Objective: Transcribe exactly every line from the one containing "grid-cell[interactable]: D — [106, 491, 135, 520]" down to the one containing "grid-cell[interactable]: R — [43, 584, 72, 613]", including both of those lines.
+--
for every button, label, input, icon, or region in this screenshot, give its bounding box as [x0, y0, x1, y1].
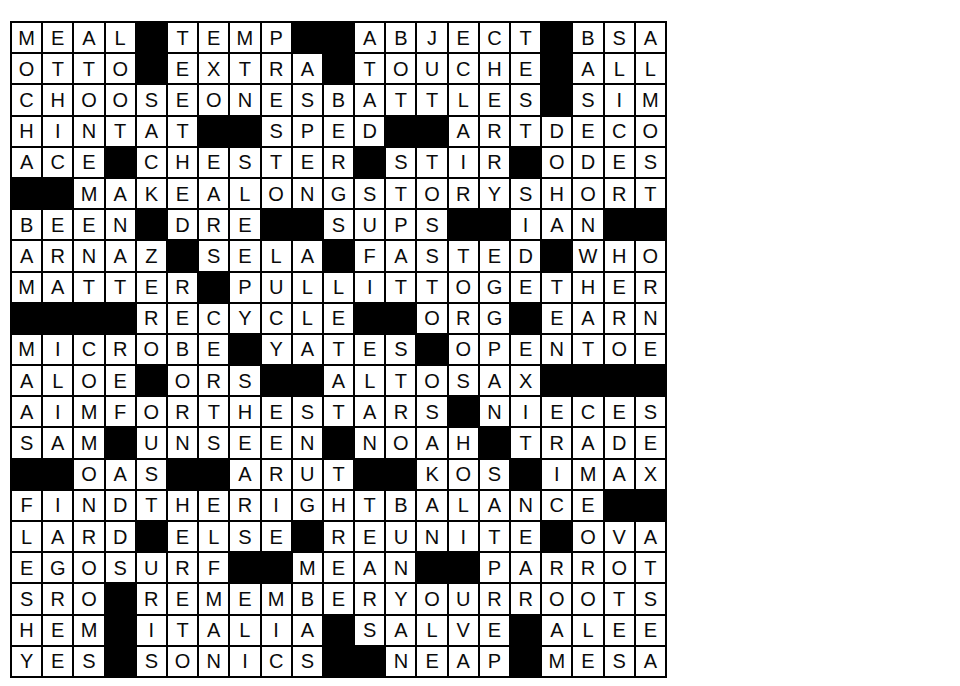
grid-cell[interactable]: D — [106, 491, 135, 520]
grid-cell[interactable]: A — [636, 647, 665, 676]
grid-cell[interactable]: E — [511, 522, 540, 551]
grid-cell[interactable]: E — [74, 210, 103, 239]
grid-cell[interactable]: O — [449, 335, 478, 364]
grid-cell[interactable]: N — [480, 397, 509, 426]
grid-cell[interactable]: S — [449, 366, 478, 395]
grid-cell[interactable]: S — [230, 366, 259, 395]
grid-cell[interactable]: E — [605, 148, 634, 177]
grid-cell[interactable]: O — [605, 553, 634, 582]
grid-cell[interactable]: E — [230, 428, 259, 457]
grid-cell[interactable]: R — [605, 179, 634, 208]
grid-cell[interactable]: N — [106, 210, 135, 239]
grid-cell[interactable]: H — [449, 428, 478, 457]
grid-cell[interactable]: T — [511, 428, 540, 457]
grid-cell[interactable]: E — [542, 304, 571, 333]
grid-cell[interactable]: E — [199, 148, 228, 177]
grid-cell[interactable]: C — [199, 304, 228, 333]
grid-cell[interactable]: L — [324, 273, 353, 302]
grid-cell[interactable]: P — [293, 117, 322, 146]
grid-cell[interactable]: U — [449, 584, 478, 613]
grid-cell[interactable]: A — [573, 304, 602, 333]
grid-cell[interactable]: E — [605, 616, 634, 645]
grid-cell[interactable]: A — [43, 428, 72, 457]
grid-cell[interactable]: U — [355, 210, 384, 239]
grid-cell[interactable]: B — [386, 491, 415, 520]
grid-cell[interactable]: E — [324, 304, 353, 333]
grid-cell[interactable]: M — [74, 428, 103, 457]
grid-cell[interactable]: H — [605, 241, 634, 270]
grid-cell[interactable]: L — [636, 54, 665, 83]
grid-cell[interactable]: I — [511, 397, 540, 426]
grid-cell[interactable]: O — [137, 335, 166, 364]
grid-cell[interactable]: T — [511, 23, 540, 52]
grid-cell[interactable]: R — [168, 397, 197, 426]
grid-cell[interactable]: R — [324, 148, 353, 177]
grid-cell[interactable]: A — [137, 117, 166, 146]
grid-cell[interactable]: O — [573, 522, 602, 551]
grid-cell[interactable]: N — [386, 647, 415, 676]
grid-cell[interactable]: R — [137, 304, 166, 333]
grid-cell[interactable]: C — [480, 23, 509, 52]
grid-cell[interactable]: C — [74, 335, 103, 364]
grid-cell[interactable]: M — [199, 584, 228, 613]
grid-cell[interactable]: R — [74, 522, 103, 551]
grid-cell[interactable]: L — [293, 273, 322, 302]
grid-cell[interactable]: U — [137, 428, 166, 457]
grid-cell[interactable]: A — [293, 54, 322, 83]
grid-cell[interactable]: N — [293, 179, 322, 208]
grid-cell[interactable]: R — [43, 584, 72, 613]
grid-cell[interactable]: L — [605, 54, 634, 83]
grid-cell[interactable]: E — [12, 553, 41, 582]
grid-cell[interactable]: Y — [12, 647, 41, 676]
grid-cell[interactable]: H — [12, 117, 41, 146]
grid-cell[interactable]: S — [137, 460, 166, 489]
grid-cell[interactable]: R — [511, 584, 540, 613]
grid-cell[interactable]: T — [386, 366, 415, 395]
grid-cell[interactable]: R — [324, 522, 353, 551]
grid-cell[interactable]: R — [605, 304, 634, 333]
grid-cell[interactable]: T — [262, 148, 291, 177]
grid-cell[interactable]: I — [449, 522, 478, 551]
grid-cell[interactable]: T — [542, 273, 571, 302]
grid-cell[interactable]: O — [12, 54, 41, 83]
grid-cell[interactable]: A — [106, 460, 135, 489]
grid-cell[interactable]: O — [417, 179, 446, 208]
grid-cell[interactable]: E — [605, 273, 634, 302]
grid-cell[interactable]: R — [355, 584, 384, 613]
grid-cell[interactable]: A — [449, 647, 478, 676]
grid-cell[interactable]: I — [262, 616, 291, 645]
grid-cell[interactable]: E — [355, 522, 384, 551]
grid-cell[interactable]: E — [293, 148, 322, 177]
grid-cell[interactable]: S — [199, 428, 228, 457]
grid-cell[interactable]: E — [636, 428, 665, 457]
grid-cell[interactable]: T — [168, 23, 197, 52]
grid-cell[interactable]: A — [573, 54, 602, 83]
grid-cell[interactable]: A — [636, 23, 665, 52]
grid-cell[interactable]: C — [449, 54, 478, 83]
grid-cell[interactable]: T — [106, 117, 135, 146]
grid-cell[interactable]: A — [12, 397, 41, 426]
grid-cell[interactable]: I — [43, 397, 72, 426]
grid-cell[interactable]: N — [386, 553, 415, 582]
grid-cell[interactable]: R — [262, 460, 291, 489]
grid-cell[interactable]: E — [511, 335, 540, 364]
grid-cell[interactable]: S — [199, 241, 228, 270]
grid-cell[interactable]: A — [542, 210, 571, 239]
grid-cell[interactable]: A — [636, 522, 665, 551]
grid-cell[interactable]: A — [12, 366, 41, 395]
grid-cell[interactable]: N — [293, 428, 322, 457]
grid-cell[interactable]: H — [168, 491, 197, 520]
grid-cell[interactable]: L — [106, 23, 135, 52]
grid-cell[interactable]: O — [417, 584, 446, 613]
grid-cell[interactable]: B — [573, 23, 602, 52]
grid-cell[interactable]: S — [417, 210, 446, 239]
grid-cell[interactable]: T — [74, 54, 103, 83]
grid-cell[interactable]: A — [199, 616, 228, 645]
grid-cell[interactable]: M — [293, 553, 322, 582]
grid-cell[interactable]: M — [542, 647, 571, 676]
grid-cell[interactable]: A — [43, 273, 72, 302]
grid-cell[interactable]: Y — [386, 584, 415, 613]
grid-cell[interactable]: E — [43, 647, 72, 676]
grid-cell[interactable]: U — [417, 54, 446, 83]
grid-cell[interactable]: E — [262, 397, 291, 426]
grid-cell[interactable]: N — [636, 304, 665, 333]
grid-cell[interactable]: R — [480, 117, 509, 146]
grid-cell[interactable]: O — [106, 54, 135, 83]
grid-cell[interactable]: E — [511, 54, 540, 83]
grid-cell[interactable]: C — [605, 117, 634, 146]
grid-cell[interactable]: S — [324, 210, 353, 239]
grid-cell[interactable]: T — [417, 273, 446, 302]
grid-cell[interactable]: E — [43, 616, 72, 645]
grid-cell[interactable]: E — [480, 85, 509, 114]
grid-cell[interactable]: H — [168, 148, 197, 177]
grid-cell[interactable]: A — [199, 179, 228, 208]
grid-cell[interactable]: S — [511, 179, 540, 208]
grid-cell[interactable]: M — [262, 584, 291, 613]
grid-cell[interactable]: X — [511, 366, 540, 395]
grid-cell[interactable]: A — [43, 522, 72, 551]
grid-cell[interactable]: T — [355, 54, 384, 83]
grid-cell[interactable]: S — [137, 647, 166, 676]
grid-cell[interactable]: U — [293, 460, 322, 489]
grid-cell[interactable]: M — [230, 23, 259, 52]
grid-cell[interactable]: O — [605, 335, 634, 364]
grid-cell[interactable]: E — [480, 616, 509, 645]
grid-cell[interactable]: N — [74, 491, 103, 520]
grid-cell[interactable]: C — [262, 304, 291, 333]
grid-cell[interactable]: S — [230, 522, 259, 551]
grid-cell[interactable]: R — [480, 148, 509, 177]
grid-cell[interactable]: P — [230, 273, 259, 302]
grid-cell[interactable]: O — [386, 54, 415, 83]
grid-cell[interactable]: U — [137, 553, 166, 582]
grid-cell[interactable]: L — [230, 616, 259, 645]
grid-cell[interactable]: A — [480, 491, 509, 520]
grid-cell[interactable]: D — [573, 148, 602, 177]
grid-cell[interactable]: S — [106, 553, 135, 582]
grid-cell[interactable]: T — [74, 273, 103, 302]
grid-cell[interactable]: A — [293, 335, 322, 364]
grid-cell[interactable]: H — [542, 179, 571, 208]
grid-cell[interactable]: O — [449, 460, 478, 489]
grid-cell[interactable]: E — [230, 241, 259, 270]
grid-cell[interactable]: C — [43, 148, 72, 177]
grid-cell[interactable]: E — [449, 23, 478, 52]
grid-cell[interactable]: A — [386, 241, 415, 270]
grid-cell[interactable]: O — [636, 241, 665, 270]
grid-cell[interactable]: T — [324, 397, 353, 426]
grid-cell[interactable]: R — [573, 553, 602, 582]
grid-cell[interactable]: M — [636, 85, 665, 114]
grid-cell[interactable]: S — [636, 397, 665, 426]
grid-cell[interactable]: L — [12, 522, 41, 551]
grid-cell[interactable]: E — [168, 85, 197, 114]
grid-cell[interactable]: L — [449, 491, 478, 520]
grid-cell[interactable]: P — [480, 647, 509, 676]
grid-cell[interactable]: E — [137, 273, 166, 302]
grid-cell[interactable]: G — [480, 304, 509, 333]
grid-cell[interactable]: A — [417, 428, 446, 457]
grid-cell[interactable]: N — [511, 491, 540, 520]
grid-cell[interactable]: L — [417, 616, 446, 645]
grid-cell[interactable]: A — [230, 460, 259, 489]
grid-cell[interactable]: L — [199, 522, 228, 551]
grid-cell[interactable]: M — [74, 179, 103, 208]
grid-cell[interactable]: N — [230, 85, 259, 114]
grid-cell[interactable]: B — [293, 584, 322, 613]
grid-cell[interactable]: U — [386, 522, 415, 551]
grid-cell[interactable]: C — [573, 397, 602, 426]
grid-cell[interactable]: N — [355, 428, 384, 457]
grid-cell[interactable]: G — [480, 273, 509, 302]
grid-cell[interactable]: F — [12, 491, 41, 520]
grid-cell[interactable]: A — [480, 366, 509, 395]
grid-cell[interactable]: E — [480, 241, 509, 270]
grid-cell[interactable]: S — [386, 335, 415, 364]
grid-cell[interactable]: M — [12, 23, 41, 52]
grid-cell[interactable]: G — [324, 179, 353, 208]
grid-cell[interactable]: E — [199, 491, 228, 520]
grid-cell[interactable]: E — [168, 54, 197, 83]
grid-cell[interactable]: O — [168, 366, 197, 395]
grid-cell[interactable]: I — [262, 491, 291, 520]
grid-cell[interactable]: I — [43, 117, 72, 146]
grid-cell[interactable]: D — [106, 522, 135, 551]
grid-cell[interactable]: E — [605, 397, 634, 426]
grid-cell[interactable]: N — [417, 522, 446, 551]
grid-cell[interactable]: G — [43, 553, 72, 582]
grid-cell[interactable]: M — [12, 335, 41, 364]
grid-cell[interactable]: A — [511, 553, 540, 582]
grid-cell[interactable]: T — [480, 522, 509, 551]
grid-cell[interactable]: Y — [480, 179, 509, 208]
grid-cell[interactable]: S — [137, 85, 166, 114]
grid-cell[interactable]: I — [605, 85, 634, 114]
grid-cell[interactable]: F — [355, 241, 384, 270]
grid-cell[interactable]: D — [168, 210, 197, 239]
grid-cell[interactable]: D — [511, 241, 540, 270]
grid-cell[interactable]: S — [355, 179, 384, 208]
grid-cell[interactable]: E — [168, 584, 197, 613]
grid-cell[interactable]: R — [230, 491, 259, 520]
grid-cell[interactable]: F — [106, 397, 135, 426]
grid-cell[interactable]: R — [542, 553, 571, 582]
grid-cell[interactable]: M — [573, 460, 602, 489]
grid-cell[interactable]: V — [605, 522, 634, 551]
grid-cell[interactable]: R — [449, 304, 478, 333]
grid-cell[interactable]: A — [605, 460, 634, 489]
grid-cell[interactable]: R — [199, 366, 228, 395]
grid-cell[interactable]: F — [199, 553, 228, 582]
grid-cell[interactable]: C — [262, 647, 291, 676]
grid-cell[interactable]: B — [168, 335, 197, 364]
grid-cell[interactable]: T — [417, 85, 446, 114]
grid-cell[interactable]: A — [542, 616, 571, 645]
grid-cell[interactable]: E — [199, 335, 228, 364]
grid-cell[interactable]: S — [230, 148, 259, 177]
grid-cell[interactable]: R — [199, 210, 228, 239]
grid-cell[interactable]: L — [293, 304, 322, 333]
grid-cell[interactable]: R — [262, 54, 291, 83]
grid-cell[interactable]: T — [605, 584, 634, 613]
grid-cell[interactable]: E — [573, 647, 602, 676]
grid-cell[interactable]: R — [137, 584, 166, 613]
grid-cell[interactable]: A — [355, 23, 384, 52]
grid-cell[interactable]: O — [74, 366, 103, 395]
grid-cell[interactable]: I — [355, 273, 384, 302]
grid-cell[interactable]: S — [355, 616, 384, 645]
grid-cell[interactable]: C — [12, 85, 41, 114]
grid-cell[interactable]: S — [293, 85, 322, 114]
grid-cell[interactable]: E — [355, 335, 384, 364]
grid-cell[interactable]: P — [480, 335, 509, 364]
grid-cell[interactable]: X — [636, 460, 665, 489]
grid-cell[interactable]: T — [636, 553, 665, 582]
grid-cell[interactable]: E — [324, 553, 353, 582]
grid-cell[interactable]: E — [542, 397, 571, 426]
grid-cell[interactable]: D — [605, 428, 634, 457]
grid-cell[interactable]: A — [74, 23, 103, 52]
grid-cell[interactable]: W — [573, 241, 602, 270]
grid-cell[interactable]: P — [480, 553, 509, 582]
grid-cell[interactable]: E — [324, 584, 353, 613]
grid-cell[interactable]: P — [262, 23, 291, 52]
grid-cell[interactable]: L — [43, 366, 72, 395]
grid-cell[interactable]: A — [417, 491, 446, 520]
grid-cell[interactable]: O — [573, 179, 602, 208]
grid-cell[interactable]: I — [542, 460, 571, 489]
grid-cell[interactable]: R — [106, 335, 135, 364]
grid-cell[interactable]: H — [43, 85, 72, 114]
grid-cell[interactable]: U — [262, 273, 291, 302]
grid-cell[interactable]: N — [542, 335, 571, 364]
grid-cell[interactable]: E — [106, 366, 135, 395]
grid-cell[interactable]: T — [230, 54, 259, 83]
grid-cell[interactable]: O — [449, 273, 478, 302]
grid-cell[interactable]: R — [480, 584, 509, 613]
grid-cell[interactable]: A — [449, 117, 478, 146]
grid-cell[interactable]: S — [511, 85, 540, 114]
grid-cell[interactable]: S — [480, 460, 509, 489]
grid-cell[interactable]: S — [605, 647, 634, 676]
grid-cell[interactable]: E — [168, 179, 197, 208]
grid-cell[interactable]: O — [573, 584, 602, 613]
grid-cell[interactable]: D — [355, 117, 384, 146]
grid-cell[interactable]: T — [573, 335, 602, 364]
grid-cell[interactable]: T — [355, 491, 384, 520]
grid-cell[interactable]: O — [386, 428, 415, 457]
grid-cell[interactable]: R — [168, 553, 197, 582]
grid-cell[interactable]: Y — [262, 335, 291, 364]
grid-cell[interactable]: L — [262, 241, 291, 270]
grid-cell[interactable]: O — [74, 553, 103, 582]
grid-cell[interactable]: I — [43, 491, 72, 520]
grid-cell[interactable]: L — [449, 85, 478, 114]
grid-cell[interactable]: E — [168, 304, 197, 333]
grid-cell[interactable]: S — [573, 85, 602, 114]
grid-cell[interactable]: H — [230, 397, 259, 426]
grid-cell[interactable]: N — [168, 428, 197, 457]
grid-cell[interactable]: C — [542, 491, 571, 520]
grid-cell[interactable]: A — [12, 148, 41, 177]
grid-cell[interactable]: R — [386, 397, 415, 426]
grid-cell[interactable]: P — [386, 210, 415, 239]
grid-cell[interactable]: H — [573, 273, 602, 302]
grid-cell[interactable]: H — [12, 616, 41, 645]
grid-cell[interactable]: E — [230, 210, 259, 239]
grid-cell[interactable]: T — [137, 491, 166, 520]
grid-cell[interactable]: E — [573, 117, 602, 146]
grid-cell[interactable]: S — [605, 23, 634, 52]
grid-cell[interactable]: E — [324, 117, 353, 146]
grid-cell[interactable]: E — [511, 273, 540, 302]
grid-cell[interactable]: A — [106, 179, 135, 208]
grid-cell[interactable]: E — [636, 335, 665, 364]
grid-cell[interactable]: A — [106, 241, 135, 270]
grid-cell[interactable]: K — [417, 460, 446, 489]
grid-cell[interactable]: M — [74, 397, 103, 426]
grid-cell[interactable]: B — [12, 210, 41, 239]
grid-cell[interactable]: O — [636, 117, 665, 146]
grid-cell[interactable]: S — [74, 647, 103, 676]
grid-cell[interactable]: T — [324, 460, 353, 489]
grid-cell[interactable]: A — [355, 553, 384, 582]
grid-cell[interactable]: G — [293, 491, 322, 520]
grid-cell[interactable]: I — [449, 148, 478, 177]
grid-cell[interactable]: A — [293, 241, 322, 270]
grid-cell[interactable]: T — [386, 273, 415, 302]
grid-cell[interactable]: O — [417, 366, 446, 395]
grid-cell[interactable]: O — [542, 584, 571, 613]
grid-cell[interactable]: J — [417, 23, 446, 52]
grid-cell[interactable]: A — [293, 616, 322, 645]
grid-cell[interactable]: H — [324, 491, 353, 520]
grid-cell[interactable]: N — [573, 210, 602, 239]
grid-cell[interactable]: T — [386, 179, 415, 208]
grid-cell[interactable]: A — [355, 85, 384, 114]
grid-cell[interactable]: A — [386, 616, 415, 645]
grid-cell[interactable]: B — [386, 23, 415, 52]
grid-cell[interactable]: E — [74, 148, 103, 177]
grid-cell[interactable]: T — [511, 117, 540, 146]
grid-cell[interactable]: E — [262, 522, 291, 551]
grid-cell[interactable]: T — [43, 54, 72, 83]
+--
Written solution:
grid-cell[interactable]: D — [106, 491, 135, 520]
grid-cell[interactable]: A — [636, 647, 665, 676]
grid-cell[interactable]: E — [511, 522, 540, 551]
grid-cell[interactable]: E — [74, 210, 103, 239]
grid-cell[interactable]: O — [449, 335, 478, 364]
grid-cell[interactable]: N — [480, 397, 509, 426]
grid-cell[interactable]: S — [449, 366, 478, 395]
grid-cell[interactable]: S — [230, 366, 259, 395]
grid-cell[interactable]: E — [605, 148, 634, 177]
grid-cell[interactable]: O — [605, 553, 634, 582]
grid-cell[interactable]: E — [230, 428, 259, 457]
grid-cell[interactable]: R — [605, 179, 634, 208]
grid-cell[interactable]: N — [106, 210, 135, 239]
grid-cell[interactable]: H — [449, 428, 478, 457]
grid-cell[interactable]: T — [511, 428, 540, 457]
grid-cell[interactable]: E — [542, 304, 571, 333]
grid-cell[interactable]: E — [199, 148, 228, 177]
grid-cell[interactable]: C — [199, 304, 228, 333]
grid-cell[interactable]: L — [324, 273, 353, 302]
grid-cell[interactable]: P — [293, 117, 322, 146]
grid-cell[interactable]: U — [449, 584, 478, 613]
grid-cell[interactable]: A — [573, 304, 602, 333]
grid-cell[interactable]: E — [605, 616, 634, 645]
grid-cell[interactable]: A — [43, 428, 72, 457]
grid-cell[interactable]: U — [355, 210, 384, 239]
grid-cell[interactable]: B — [386, 491, 415, 520]
grid-cell[interactable]: E — [324, 304, 353, 333]
grid-cell[interactable]: M — [74, 428, 103, 457]
grid-cell[interactable]: H — [605, 241, 634, 270]
grid-cell[interactable]: L — [636, 54, 665, 83]
grid-cell[interactable]: I — [511, 397, 540, 426]
grid-cell[interactable]: O — [137, 335, 166, 364]
grid-cell[interactable]: T — [511, 23, 540, 52]
grid-cell[interactable]: R — [168, 397, 197, 426]
grid-cell[interactable]: R — [324, 148, 353, 177]
grid-cell[interactable]: A — [137, 117, 166, 146]
grid-cell[interactable]: O — [573, 522, 602, 551]
grid-cell[interactable]: N — [386, 647, 415, 676]
grid-cell[interactable]: R — [137, 304, 166, 333]
grid-cell[interactable]: C — [480, 23, 509, 52]
grid-cell[interactable]: C — [74, 335, 103, 364]
grid-cell[interactable]: M — [199, 584, 228, 613]
grid-cell[interactable]: R — [74, 522, 103, 551]
grid-cell[interactable]: L — [293, 273, 322, 302]
grid-cell[interactable]: U — [137, 428, 166, 457]
grid-cell[interactable]: A — [293, 54, 322, 83]
grid-cell[interactable]: N — [293, 179, 322, 208]
grid-cell[interactable]: R — [43, 584, 72, 613]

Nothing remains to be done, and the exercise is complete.